Your objective => Across the listing below, how many lines hold "name"? Reply with the number by itself.

Source records =>
## Begin
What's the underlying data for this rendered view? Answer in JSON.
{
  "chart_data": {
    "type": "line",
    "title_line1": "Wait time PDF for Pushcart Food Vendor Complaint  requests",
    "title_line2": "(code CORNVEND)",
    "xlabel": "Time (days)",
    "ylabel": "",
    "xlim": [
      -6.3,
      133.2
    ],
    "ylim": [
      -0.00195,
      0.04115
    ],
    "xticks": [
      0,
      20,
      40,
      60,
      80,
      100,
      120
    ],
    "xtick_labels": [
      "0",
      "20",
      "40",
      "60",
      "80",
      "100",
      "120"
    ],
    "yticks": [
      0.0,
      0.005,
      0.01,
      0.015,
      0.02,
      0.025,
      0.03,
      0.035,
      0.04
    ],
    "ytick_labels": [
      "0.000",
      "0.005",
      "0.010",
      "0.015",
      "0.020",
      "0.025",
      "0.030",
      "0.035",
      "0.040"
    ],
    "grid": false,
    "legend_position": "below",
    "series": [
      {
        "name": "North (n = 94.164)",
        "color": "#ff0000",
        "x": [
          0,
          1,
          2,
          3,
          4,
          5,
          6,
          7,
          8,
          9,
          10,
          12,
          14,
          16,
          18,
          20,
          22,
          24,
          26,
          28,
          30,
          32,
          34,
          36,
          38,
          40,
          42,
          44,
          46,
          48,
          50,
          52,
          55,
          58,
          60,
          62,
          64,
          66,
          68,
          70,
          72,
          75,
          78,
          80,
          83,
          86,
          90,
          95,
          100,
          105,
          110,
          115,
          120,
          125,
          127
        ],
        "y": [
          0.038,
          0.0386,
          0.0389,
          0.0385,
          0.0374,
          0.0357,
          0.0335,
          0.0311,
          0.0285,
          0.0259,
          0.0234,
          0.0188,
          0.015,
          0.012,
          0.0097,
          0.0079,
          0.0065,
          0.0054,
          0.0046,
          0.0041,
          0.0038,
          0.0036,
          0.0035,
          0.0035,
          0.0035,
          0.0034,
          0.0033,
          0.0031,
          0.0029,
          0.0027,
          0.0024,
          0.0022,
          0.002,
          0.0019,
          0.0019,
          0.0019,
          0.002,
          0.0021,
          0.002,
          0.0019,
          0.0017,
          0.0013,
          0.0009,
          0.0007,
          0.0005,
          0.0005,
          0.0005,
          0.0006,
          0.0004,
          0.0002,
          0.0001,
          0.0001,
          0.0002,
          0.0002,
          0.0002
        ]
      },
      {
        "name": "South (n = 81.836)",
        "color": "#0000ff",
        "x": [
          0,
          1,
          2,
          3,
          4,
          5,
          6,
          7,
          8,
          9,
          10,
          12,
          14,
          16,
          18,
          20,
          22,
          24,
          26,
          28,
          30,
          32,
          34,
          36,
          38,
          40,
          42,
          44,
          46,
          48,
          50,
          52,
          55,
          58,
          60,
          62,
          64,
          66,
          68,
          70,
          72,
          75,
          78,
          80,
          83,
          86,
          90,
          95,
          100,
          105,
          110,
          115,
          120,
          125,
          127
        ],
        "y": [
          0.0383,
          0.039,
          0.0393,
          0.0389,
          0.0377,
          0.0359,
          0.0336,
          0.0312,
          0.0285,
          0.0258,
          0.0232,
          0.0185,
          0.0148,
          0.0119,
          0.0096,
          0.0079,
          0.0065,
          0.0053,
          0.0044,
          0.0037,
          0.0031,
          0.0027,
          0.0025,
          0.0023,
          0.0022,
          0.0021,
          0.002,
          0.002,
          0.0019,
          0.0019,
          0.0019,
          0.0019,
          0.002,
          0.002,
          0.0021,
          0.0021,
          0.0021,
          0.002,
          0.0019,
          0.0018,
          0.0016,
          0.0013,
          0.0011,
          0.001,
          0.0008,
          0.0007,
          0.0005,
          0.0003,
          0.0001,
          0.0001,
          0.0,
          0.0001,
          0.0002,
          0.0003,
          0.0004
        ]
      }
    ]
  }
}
## End
Full answer => 2